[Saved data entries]
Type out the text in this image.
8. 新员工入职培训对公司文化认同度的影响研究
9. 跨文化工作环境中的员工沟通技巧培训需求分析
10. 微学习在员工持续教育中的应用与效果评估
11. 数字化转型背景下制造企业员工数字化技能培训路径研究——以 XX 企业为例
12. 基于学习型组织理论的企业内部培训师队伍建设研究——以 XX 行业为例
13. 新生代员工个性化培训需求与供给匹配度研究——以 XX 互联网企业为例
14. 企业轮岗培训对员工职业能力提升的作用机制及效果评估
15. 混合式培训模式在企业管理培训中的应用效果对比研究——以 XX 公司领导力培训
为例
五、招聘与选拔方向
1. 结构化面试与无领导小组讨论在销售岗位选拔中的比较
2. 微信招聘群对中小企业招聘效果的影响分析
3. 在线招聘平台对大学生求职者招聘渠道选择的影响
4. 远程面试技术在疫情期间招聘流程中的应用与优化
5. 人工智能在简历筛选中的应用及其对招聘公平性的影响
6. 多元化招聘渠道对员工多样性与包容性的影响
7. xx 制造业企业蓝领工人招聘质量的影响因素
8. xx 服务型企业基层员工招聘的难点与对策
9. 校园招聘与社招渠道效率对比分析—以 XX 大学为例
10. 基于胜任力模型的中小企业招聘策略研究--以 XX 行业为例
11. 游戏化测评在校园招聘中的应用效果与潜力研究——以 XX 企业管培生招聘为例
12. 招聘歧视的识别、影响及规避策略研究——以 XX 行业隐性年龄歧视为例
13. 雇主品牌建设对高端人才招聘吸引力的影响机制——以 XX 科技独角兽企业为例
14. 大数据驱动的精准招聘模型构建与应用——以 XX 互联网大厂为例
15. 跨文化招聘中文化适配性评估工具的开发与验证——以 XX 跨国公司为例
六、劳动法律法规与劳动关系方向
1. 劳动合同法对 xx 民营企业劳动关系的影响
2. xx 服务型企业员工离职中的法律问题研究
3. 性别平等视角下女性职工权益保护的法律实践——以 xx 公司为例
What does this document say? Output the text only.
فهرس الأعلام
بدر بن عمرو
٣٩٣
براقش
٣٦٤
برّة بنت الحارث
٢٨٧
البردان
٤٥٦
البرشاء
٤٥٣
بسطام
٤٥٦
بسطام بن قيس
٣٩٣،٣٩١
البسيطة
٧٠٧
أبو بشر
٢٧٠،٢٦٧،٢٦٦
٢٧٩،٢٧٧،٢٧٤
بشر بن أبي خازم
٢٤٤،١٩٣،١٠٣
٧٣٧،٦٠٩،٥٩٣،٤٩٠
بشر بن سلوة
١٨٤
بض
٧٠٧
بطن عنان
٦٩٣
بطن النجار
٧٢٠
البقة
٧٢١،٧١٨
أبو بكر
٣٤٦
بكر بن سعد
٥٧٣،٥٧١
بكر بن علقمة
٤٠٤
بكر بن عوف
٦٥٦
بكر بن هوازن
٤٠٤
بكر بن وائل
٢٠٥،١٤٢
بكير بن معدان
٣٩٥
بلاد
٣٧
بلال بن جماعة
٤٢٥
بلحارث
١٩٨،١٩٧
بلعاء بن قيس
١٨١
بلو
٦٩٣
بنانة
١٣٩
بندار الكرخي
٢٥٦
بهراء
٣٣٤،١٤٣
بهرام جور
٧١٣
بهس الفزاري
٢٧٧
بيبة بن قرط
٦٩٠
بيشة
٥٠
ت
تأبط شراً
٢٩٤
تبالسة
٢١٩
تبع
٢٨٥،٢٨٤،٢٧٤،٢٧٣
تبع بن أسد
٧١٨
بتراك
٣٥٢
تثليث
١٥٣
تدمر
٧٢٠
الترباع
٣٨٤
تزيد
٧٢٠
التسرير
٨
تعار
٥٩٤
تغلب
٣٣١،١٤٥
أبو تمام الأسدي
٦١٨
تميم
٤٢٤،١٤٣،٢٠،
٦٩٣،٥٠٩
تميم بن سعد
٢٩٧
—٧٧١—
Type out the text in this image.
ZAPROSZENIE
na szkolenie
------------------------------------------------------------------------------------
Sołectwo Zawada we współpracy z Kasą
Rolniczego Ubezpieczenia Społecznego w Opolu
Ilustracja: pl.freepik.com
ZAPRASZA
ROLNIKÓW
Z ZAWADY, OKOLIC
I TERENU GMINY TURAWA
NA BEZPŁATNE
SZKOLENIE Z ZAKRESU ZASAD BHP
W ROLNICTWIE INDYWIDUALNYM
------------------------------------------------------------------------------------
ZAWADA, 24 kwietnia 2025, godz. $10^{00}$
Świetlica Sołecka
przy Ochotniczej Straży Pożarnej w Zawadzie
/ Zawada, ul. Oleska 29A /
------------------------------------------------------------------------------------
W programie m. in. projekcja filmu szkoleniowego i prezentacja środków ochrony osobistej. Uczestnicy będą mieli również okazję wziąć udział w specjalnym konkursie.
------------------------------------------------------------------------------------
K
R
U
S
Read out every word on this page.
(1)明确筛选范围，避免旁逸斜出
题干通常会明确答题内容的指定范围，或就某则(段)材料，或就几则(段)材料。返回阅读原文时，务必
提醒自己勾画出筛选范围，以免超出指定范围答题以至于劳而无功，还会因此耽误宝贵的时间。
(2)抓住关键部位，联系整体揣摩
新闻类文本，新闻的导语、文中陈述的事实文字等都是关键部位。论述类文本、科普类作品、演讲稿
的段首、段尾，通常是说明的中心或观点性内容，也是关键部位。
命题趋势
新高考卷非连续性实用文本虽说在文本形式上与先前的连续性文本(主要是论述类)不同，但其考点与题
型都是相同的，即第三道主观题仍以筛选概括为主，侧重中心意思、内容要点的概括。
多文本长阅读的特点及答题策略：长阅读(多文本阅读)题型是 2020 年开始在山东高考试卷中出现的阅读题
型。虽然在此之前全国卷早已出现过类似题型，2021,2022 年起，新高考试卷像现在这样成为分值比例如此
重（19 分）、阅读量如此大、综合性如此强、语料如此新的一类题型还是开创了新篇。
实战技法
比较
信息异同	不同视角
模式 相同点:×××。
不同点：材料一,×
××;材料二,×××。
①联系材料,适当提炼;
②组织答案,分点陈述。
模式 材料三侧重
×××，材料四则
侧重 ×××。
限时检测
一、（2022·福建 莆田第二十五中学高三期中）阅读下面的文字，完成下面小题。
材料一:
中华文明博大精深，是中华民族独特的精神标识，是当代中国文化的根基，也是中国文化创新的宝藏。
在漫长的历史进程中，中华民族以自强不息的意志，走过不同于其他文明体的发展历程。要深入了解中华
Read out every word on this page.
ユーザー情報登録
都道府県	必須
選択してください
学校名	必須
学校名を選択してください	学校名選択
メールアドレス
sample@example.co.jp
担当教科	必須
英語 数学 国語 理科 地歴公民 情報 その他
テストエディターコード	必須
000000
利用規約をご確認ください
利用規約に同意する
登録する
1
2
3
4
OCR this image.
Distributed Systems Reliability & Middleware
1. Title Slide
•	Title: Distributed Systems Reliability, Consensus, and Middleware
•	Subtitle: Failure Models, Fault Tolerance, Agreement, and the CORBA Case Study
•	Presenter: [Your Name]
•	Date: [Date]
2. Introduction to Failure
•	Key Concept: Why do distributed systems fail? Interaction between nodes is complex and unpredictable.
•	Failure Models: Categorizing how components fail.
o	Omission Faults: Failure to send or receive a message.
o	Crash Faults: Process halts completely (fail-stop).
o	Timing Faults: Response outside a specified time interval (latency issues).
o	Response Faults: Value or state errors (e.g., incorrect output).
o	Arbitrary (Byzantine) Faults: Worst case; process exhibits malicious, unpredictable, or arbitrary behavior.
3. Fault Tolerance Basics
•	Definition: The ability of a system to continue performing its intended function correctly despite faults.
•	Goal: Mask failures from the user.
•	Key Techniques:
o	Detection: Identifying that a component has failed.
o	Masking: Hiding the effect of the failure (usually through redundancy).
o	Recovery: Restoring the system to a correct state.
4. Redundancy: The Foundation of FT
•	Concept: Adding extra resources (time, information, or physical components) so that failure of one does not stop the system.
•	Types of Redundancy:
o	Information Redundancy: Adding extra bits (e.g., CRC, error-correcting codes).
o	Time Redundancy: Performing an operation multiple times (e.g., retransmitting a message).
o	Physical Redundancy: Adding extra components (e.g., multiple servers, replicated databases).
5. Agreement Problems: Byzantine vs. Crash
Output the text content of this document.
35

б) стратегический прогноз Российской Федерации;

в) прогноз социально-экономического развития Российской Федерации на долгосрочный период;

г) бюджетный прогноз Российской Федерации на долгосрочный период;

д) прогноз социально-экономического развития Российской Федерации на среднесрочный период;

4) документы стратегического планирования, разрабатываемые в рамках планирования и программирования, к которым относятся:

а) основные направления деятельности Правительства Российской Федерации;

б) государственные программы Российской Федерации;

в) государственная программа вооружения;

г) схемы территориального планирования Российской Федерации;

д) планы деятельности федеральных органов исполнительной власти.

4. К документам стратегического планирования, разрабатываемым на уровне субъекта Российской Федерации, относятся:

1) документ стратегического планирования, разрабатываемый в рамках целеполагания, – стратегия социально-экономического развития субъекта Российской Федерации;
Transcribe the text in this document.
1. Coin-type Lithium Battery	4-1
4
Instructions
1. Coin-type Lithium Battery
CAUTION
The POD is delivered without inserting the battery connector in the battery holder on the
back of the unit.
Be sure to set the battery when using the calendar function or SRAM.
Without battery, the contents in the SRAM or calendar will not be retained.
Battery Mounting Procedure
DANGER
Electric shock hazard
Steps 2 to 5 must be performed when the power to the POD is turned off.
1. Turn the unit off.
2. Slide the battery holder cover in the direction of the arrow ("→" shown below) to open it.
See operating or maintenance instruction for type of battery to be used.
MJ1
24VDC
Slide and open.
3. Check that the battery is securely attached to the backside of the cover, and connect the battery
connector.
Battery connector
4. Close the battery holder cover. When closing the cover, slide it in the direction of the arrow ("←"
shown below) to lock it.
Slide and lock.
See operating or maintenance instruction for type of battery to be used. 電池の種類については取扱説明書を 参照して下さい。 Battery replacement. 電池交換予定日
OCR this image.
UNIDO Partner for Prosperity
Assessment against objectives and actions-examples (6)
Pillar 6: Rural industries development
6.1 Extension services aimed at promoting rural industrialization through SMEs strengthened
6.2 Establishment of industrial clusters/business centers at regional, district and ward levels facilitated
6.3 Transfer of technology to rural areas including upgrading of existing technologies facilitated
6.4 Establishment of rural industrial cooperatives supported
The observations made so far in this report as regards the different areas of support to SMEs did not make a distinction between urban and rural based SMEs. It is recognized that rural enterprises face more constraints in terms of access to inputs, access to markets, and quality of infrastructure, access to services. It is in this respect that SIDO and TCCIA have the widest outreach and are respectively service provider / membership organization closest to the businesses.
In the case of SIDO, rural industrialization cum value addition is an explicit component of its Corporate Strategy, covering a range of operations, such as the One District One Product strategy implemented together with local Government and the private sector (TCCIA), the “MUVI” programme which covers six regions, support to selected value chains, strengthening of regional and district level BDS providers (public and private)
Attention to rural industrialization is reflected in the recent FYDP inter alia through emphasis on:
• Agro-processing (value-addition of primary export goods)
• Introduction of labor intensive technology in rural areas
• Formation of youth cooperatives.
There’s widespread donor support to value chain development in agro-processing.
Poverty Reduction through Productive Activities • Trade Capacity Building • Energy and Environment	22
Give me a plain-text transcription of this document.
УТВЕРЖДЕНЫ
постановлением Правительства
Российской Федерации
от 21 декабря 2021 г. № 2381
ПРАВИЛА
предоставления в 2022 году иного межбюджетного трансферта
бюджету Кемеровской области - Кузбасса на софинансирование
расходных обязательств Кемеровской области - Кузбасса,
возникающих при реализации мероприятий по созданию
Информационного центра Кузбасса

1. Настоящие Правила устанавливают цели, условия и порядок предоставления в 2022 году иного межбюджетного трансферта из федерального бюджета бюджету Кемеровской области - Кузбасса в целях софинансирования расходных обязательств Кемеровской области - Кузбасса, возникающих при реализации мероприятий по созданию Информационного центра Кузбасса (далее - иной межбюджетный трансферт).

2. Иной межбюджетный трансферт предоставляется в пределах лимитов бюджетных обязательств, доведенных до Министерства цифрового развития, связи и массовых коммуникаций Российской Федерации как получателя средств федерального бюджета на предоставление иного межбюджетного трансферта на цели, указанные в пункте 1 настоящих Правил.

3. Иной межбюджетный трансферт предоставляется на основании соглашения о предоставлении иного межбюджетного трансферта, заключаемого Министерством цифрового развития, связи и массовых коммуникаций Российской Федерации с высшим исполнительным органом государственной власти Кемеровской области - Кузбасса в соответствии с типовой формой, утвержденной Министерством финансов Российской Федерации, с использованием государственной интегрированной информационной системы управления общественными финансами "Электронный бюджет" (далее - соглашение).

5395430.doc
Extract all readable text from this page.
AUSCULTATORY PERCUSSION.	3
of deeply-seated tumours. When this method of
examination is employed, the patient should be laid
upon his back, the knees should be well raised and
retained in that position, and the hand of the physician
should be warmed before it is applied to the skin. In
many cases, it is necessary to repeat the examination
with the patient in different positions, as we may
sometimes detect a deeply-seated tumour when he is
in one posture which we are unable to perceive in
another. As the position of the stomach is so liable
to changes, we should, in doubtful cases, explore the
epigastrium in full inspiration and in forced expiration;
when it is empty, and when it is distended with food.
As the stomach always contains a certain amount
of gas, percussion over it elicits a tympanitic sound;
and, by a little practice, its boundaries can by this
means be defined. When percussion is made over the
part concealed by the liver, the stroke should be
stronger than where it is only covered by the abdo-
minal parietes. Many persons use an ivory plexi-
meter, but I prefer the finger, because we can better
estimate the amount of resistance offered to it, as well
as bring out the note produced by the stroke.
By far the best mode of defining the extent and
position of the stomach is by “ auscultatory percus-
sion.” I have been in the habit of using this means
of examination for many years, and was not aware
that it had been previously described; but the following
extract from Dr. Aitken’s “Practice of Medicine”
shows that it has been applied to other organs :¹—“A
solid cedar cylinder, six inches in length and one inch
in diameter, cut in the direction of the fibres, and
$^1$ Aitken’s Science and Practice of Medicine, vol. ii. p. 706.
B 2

*AIM OF THE TASK*. Identify and copy all lines with the word "amount".

*RESULT OF THIS EXERCISE*.
As the stomach always contains a certain amount
estimate the amount of resistance offered to it, as well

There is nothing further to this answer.